## [Requirement]
Please print the full listing exactly.

## [The records]

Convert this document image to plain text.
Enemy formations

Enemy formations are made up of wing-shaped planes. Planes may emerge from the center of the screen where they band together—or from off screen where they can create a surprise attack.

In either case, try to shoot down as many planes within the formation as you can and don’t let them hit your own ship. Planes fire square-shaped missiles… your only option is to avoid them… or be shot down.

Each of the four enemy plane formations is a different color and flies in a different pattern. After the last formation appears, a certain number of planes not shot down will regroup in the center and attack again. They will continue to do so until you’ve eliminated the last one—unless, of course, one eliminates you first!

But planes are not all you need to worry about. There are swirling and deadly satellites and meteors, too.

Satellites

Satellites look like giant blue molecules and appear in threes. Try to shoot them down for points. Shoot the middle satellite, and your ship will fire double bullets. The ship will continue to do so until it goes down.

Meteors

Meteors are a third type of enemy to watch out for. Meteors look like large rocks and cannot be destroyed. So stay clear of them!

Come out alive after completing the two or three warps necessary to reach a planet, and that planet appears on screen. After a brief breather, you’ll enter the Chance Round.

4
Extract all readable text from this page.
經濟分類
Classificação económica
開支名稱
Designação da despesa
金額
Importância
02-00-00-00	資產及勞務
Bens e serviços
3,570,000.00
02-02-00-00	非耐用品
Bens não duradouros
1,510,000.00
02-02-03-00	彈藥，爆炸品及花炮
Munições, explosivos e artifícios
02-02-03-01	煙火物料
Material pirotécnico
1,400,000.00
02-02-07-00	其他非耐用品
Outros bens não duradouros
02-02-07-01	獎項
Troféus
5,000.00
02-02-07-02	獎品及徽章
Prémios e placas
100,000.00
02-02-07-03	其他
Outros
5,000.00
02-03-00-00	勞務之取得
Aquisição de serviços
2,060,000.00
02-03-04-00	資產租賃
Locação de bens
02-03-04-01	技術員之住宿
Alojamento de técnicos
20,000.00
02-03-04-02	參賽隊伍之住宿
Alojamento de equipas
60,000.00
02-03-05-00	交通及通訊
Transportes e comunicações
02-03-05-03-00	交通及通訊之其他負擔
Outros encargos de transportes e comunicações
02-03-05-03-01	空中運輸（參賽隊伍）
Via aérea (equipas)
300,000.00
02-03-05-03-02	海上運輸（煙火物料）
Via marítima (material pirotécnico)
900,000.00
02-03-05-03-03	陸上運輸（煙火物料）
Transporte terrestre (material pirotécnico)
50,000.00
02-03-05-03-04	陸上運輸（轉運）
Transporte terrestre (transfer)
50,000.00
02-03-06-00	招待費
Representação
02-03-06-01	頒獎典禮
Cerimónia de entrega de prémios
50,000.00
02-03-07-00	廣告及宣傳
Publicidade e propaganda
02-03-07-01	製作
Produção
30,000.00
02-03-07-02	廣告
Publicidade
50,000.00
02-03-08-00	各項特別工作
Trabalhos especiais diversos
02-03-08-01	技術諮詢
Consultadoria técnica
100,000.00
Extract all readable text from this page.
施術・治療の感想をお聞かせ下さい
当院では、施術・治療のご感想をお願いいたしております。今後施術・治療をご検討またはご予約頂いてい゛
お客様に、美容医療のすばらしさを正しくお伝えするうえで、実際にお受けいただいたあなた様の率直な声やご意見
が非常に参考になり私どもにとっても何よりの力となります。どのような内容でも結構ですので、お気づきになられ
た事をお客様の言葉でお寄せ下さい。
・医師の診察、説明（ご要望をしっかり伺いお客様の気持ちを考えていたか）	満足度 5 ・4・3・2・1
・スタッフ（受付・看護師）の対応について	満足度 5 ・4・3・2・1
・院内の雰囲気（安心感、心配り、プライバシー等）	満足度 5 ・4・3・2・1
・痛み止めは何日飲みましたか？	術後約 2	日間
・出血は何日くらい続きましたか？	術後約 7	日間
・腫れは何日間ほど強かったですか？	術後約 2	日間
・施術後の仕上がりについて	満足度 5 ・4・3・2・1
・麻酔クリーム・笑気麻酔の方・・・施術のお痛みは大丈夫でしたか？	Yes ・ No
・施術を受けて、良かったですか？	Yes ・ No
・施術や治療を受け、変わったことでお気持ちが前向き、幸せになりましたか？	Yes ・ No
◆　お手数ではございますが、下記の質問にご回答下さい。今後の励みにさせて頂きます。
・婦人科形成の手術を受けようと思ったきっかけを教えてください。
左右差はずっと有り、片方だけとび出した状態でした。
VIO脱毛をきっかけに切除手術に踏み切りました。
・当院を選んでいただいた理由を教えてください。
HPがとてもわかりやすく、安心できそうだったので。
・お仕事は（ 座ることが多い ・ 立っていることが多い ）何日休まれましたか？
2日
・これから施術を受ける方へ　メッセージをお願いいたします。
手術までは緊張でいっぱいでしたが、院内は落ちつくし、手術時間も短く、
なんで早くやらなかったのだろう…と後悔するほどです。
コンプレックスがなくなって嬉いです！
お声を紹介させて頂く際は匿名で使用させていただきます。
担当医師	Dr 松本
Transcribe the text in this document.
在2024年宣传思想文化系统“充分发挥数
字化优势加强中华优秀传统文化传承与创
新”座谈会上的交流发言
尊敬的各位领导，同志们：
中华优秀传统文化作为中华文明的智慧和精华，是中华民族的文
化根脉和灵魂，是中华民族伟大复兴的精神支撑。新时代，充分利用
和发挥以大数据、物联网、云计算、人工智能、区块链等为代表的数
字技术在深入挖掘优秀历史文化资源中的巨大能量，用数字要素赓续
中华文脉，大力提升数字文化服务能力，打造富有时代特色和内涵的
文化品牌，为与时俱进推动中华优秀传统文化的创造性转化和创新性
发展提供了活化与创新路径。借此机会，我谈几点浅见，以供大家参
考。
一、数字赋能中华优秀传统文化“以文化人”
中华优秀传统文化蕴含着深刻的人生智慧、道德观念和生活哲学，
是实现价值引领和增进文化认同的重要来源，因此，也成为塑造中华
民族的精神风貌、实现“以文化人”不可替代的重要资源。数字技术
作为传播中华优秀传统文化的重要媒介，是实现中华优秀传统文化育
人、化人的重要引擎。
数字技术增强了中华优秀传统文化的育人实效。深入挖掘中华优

## [Worked answer]
Convert this document image to plain text.
Enemy formations

Enemy formations are made up of wing-shaped planes. Planes may emerge from the center of the screen where they band together—or from off screen where they can create a surprise attack.

In either case, try to shoot down as many planes within the formation as you can and don’t let them hit your own ship. Planes fire square-shaped missiles… your only option is to avoid them… or be shot down.

Each of the four enemy plane formations is a different color and flies in a different pattern. After the last formation appears, a certain number of planes not shot down will regroup in the center and attack again. They will continue to do so until you’ve eliminated the last one—unless, of course, one eliminates you first!

But planes are not all you need to worry about. There are swirling and deadly satellites and meteors, too.

Satellites

Satellites look like giant blue molecules and appear in threes. Try to shoot them down for points. Shoot the middle satellite, and your ship will fire double bullets. The ship will continue to do so until it goes down.

Meteors

Meteors are a third type of enemy to watch out for. Meteors look like large rocks and cannot be destroyed. So stay clear of them!

Come out alive after completing the two or three warps necessary to reach a planet, and that planet appears on screen. After a brief breather, you’ll enter the Chance Round.

4
Extract all readable text from this page.
經濟分類
Classificação económica
開支名稱
Designação da despesa
金額
Importância
02-00-00-00	資產及勞務
Bens e serviços
3,570,000.00
02-02-00-00	非耐用品
Bens não duradouros
1,510,000.00
02-02-03-00	彈藥，爆炸品及花炮
Munições, explosivos e artifícios
02-02-03-01	煙火物料
Material pirotécnico
1,400,000.00
02-02-07-00	其他非耐用品
Outros bens não duradouros
02-02-07-01	獎項
Troféus
5,000.00
02-02-07-02	獎品及徽章
Prémios e placas
100,000.00
02-02-07-03	其他
Outros
5,000.00
02-03-00-00	勞務之取得
Aquisição de serviços
2,060,000.00
02-03-04-00	資產租賃
Locação de bens
02-03-04-01	技術員之住宿
Alojamento de técnicos
20,000.00
02-03-04-02	參賽隊伍之住宿
Alojamento de equipas
60,000.00
02-03-05-00	交通及通訊
Transportes e comunicações
02-03-05-03-00	交通及通訊之其他負擔
Outros encargos de transportes e comunicações
02-03-05-03-01	空中運輸（參賽隊伍）
Via aérea (equipas)
300,000.00
02-03-05-03-02	海上運輸（煙火物料）
Via marítima (material pirotécnico)
900,000.00
02-03-05-03-03	陸上運輸（煙火物料）
Transporte terrestre (material pirotécnico)
50,000.00
02-03-05-03-04	陸上運輸（轉運）
Transporte terrestre (transfer)
50,000.00
02-03-06-00	招待費
Representação
02-03-06-01	頒獎典禮
Cerimónia de entrega de prémios
50,000.00
02-03-07-00	廣告及宣傳
Publicidade e propaganda
02-03-07-01	製作
Produção
30,000.00
02-03-07-02	廣告
Publicidade
50,000.00
02-03-08-00	各項特別工作
Trabalhos especiais diversos
02-03-08-01	技術諮詢
Consultadoria técnica
100,000.00
Extract all readable text from this page.
施術・治療の感想をお聞かせ下さい
当院では、施術・治療のご感想をお願いいたしております。今後施術・治療をご検討またはご予約頂いてい゛
お客様に、美容医療のすばらしさを正しくお伝えするうえで、実際にお受けいただいたあなた様の率直な声やご意見
が非常に参考になり私どもにとっても何よりの力となります。どのような内容でも結構ですので、お気づきになられ
た事をお客様の言葉でお寄せ下さい。
・医師の診察、説明（ご要望をしっかり伺いお客様の気持ちを考えていたか）	満足度 5 ・4・3・2・1
・スタッフ（受付・看護師）の対応について	満足度 5 ・4・3・2・1
・院内の雰囲気（安心感、心配り、プライバシー等）	満足度 5 ・4・3・2・1
・痛み止めは何日飲みましたか？	術後約 2	日間
・出血は何日くらい続きましたか？	術後約 7	日間
・腫れは何日間ほど強かったですか？	術後約 2	日間
・施術後の仕上がりについて	満足度 5 ・4・3・2・1
・麻酔クリーム・笑気麻酔の方・・・施術のお痛みは大丈夫でしたか？	Yes ・ No
・施術を受けて、良かったですか？	Yes ・ No
・施術や治療を受け、変わったことでお気持ちが前向き、幸せになりましたか？	Yes ・ No
◆　お手数ではございますが、下記の質問にご回答下さい。今後の励みにさせて頂きます。
・婦人科形成の手術を受けようと思ったきっかけを教えてください。
左右差はずっと有り、片方だけとび出した状態でした。
VIO脱毛をきっかけに切除手術に踏み切りました。
・当院を選んでいただいた理由を教えてください。
HPがとてもわかりやすく、安心できそうだったので。
・お仕事は（ 座ることが多い ・ 立っていることが多い ）何日休まれましたか？
2日
・これから施術を受ける方へ　メッセージをお願いいたします。
手術までは緊張でいっぱいでしたが、院内は落ちつくし、手術時間も短く、
なんで早くやらなかったのだろう…と後悔するほどです。
コンプレックスがなくなって嬉いです！
お声を紹介させて頂く際は匿名で使用させていただきます。
担当医師	Dr 松本
Transcribe the text in this document.
在2024年宣传思想文化系统“充分发挥数
字化优势加强中华优秀传统文化传承与创
新”座谈会上的交流发言
尊敬的各位领导，同志们：
中华优秀传统文化作为中华文明的智慧和精华，是中华民族的文
化根脉和灵魂，是中华民族伟大复兴的精神支撑。新时代，充分利用
和发挥以大数据、物联网、云计算、人工智能、区块链等为代表的数
字技术在深入挖掘优秀历史文化资源中的巨大能量，用数字要素赓续
中华文脉，大力提升数字文化服务能力，打造富有时代特色和内涵的
文化品牌，为与时俱进推动中华优秀传统文化的创造性转化和创新性
发展提供了活化与创新路径。借此机会，我谈几点浅见，以供大家参
考。
一、数字赋能中华优秀传统文化“以文化人”
中华优秀传统文化蕴含着深刻的人生智慧、道德观念和生活哲学，
是实现价值引领和增进文化认同的重要来源，因此，也成为塑造中华
民族的精神风貌、实现“以文化人”不可替代的重要资源。数字技术
作为传播中华优秀传统文化的重要媒介，是实现中华优秀传统文化育
人、化人的重要引擎。
数字技术增强了中华优秀传统文化的育人实效。深入挖掘中华优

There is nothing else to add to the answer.